TASK TO COMPLETE. Pictures aside, quote the whole listing exactly.

Recorded data:

........

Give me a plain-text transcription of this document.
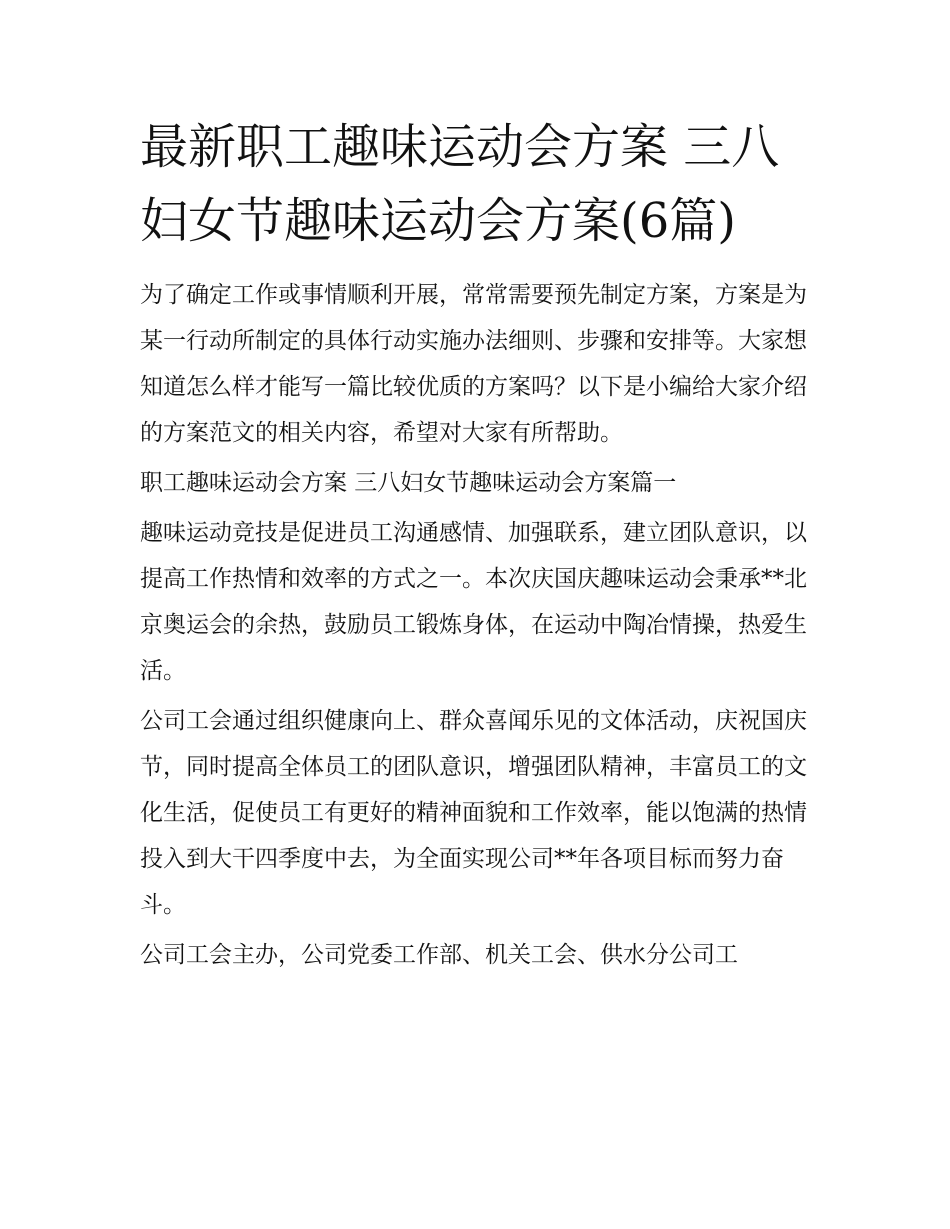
最新职工趣味运动会方案 三八妇女节趣味运动会方案(6篇)

为了确定工作或事情顺利开展，常常需要预先制定方案，方案是为某一行动所制定的具体行动实施办法细则、步骤和安排等。大家想知道怎么样才能写一篇比较优质的方案吗？以下是小编给大家介绍的方案范文的相关内容，希望对大家有所帮助。

职工趣味运动会方案 三八妇女节趣味运动会方案篇一

趣味运动竞技是促进员工沟通感情、加强联系，建立团队意识，以提高工作热情和效率的方式之一。本次庆国庆趣味运动会秉承**北京奥运会的余热，鼓励员工锻炼身体，在运动中陶冶情操，热爱生活。

公司工会通过组织健康向上、群众喜闻乐见的文体活动，庆祝国庆节，同时提高全体员工的团队意识，增强团队精神，丰富员工的文化生活，促使员工有更好的精神面貌和工作效率，能以饱满的热情投入到大干四季度中去，为全面实现公司**年各项目标而努力奋斗。

公司工会主办，公司党委工作部、机关工会、供水分公司工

........

TASK ANSWER.
Give me a plain-text transcription of this document.
最新职工趣味运动会方案 三八妇女节趣味运动会方案(6篇)

为了确定工作或事情顺利开展，常常需要预先制定方案，方案是为某一行动所制定的具体行动实施办法细则、步骤和安排等。大家想知道怎么样才能写一篇比较优质的方案吗？以下是小编给大家介绍的方案范文的相关内容，希望对大家有所帮助。

职工趣味运动会方案 三八妇女节趣味运动会方案篇一

趣味运动竞技是促进员工沟通感情、加强联系，建立团队意识，以提高工作热情和效率的方式之一。本次庆国庆趣味运动会秉承**北京奥运会的余热，鼓励员工锻炼身体，在运动中陶冶情操，热爱生活。

公司工会通过组织健康向上、群众喜闻乐见的文体活动，庆祝国庆节，同时提高全体员工的团队意识，增强团队精神，丰富员工的文化生活，促使员工有更好的精神面貌和工作效率，能以饱满的热情投入到大干四季度中去，为全面实现公司**年各项目标而努力奋斗。

公司工会主办，公司党委工作部、机关工会、供水分公司工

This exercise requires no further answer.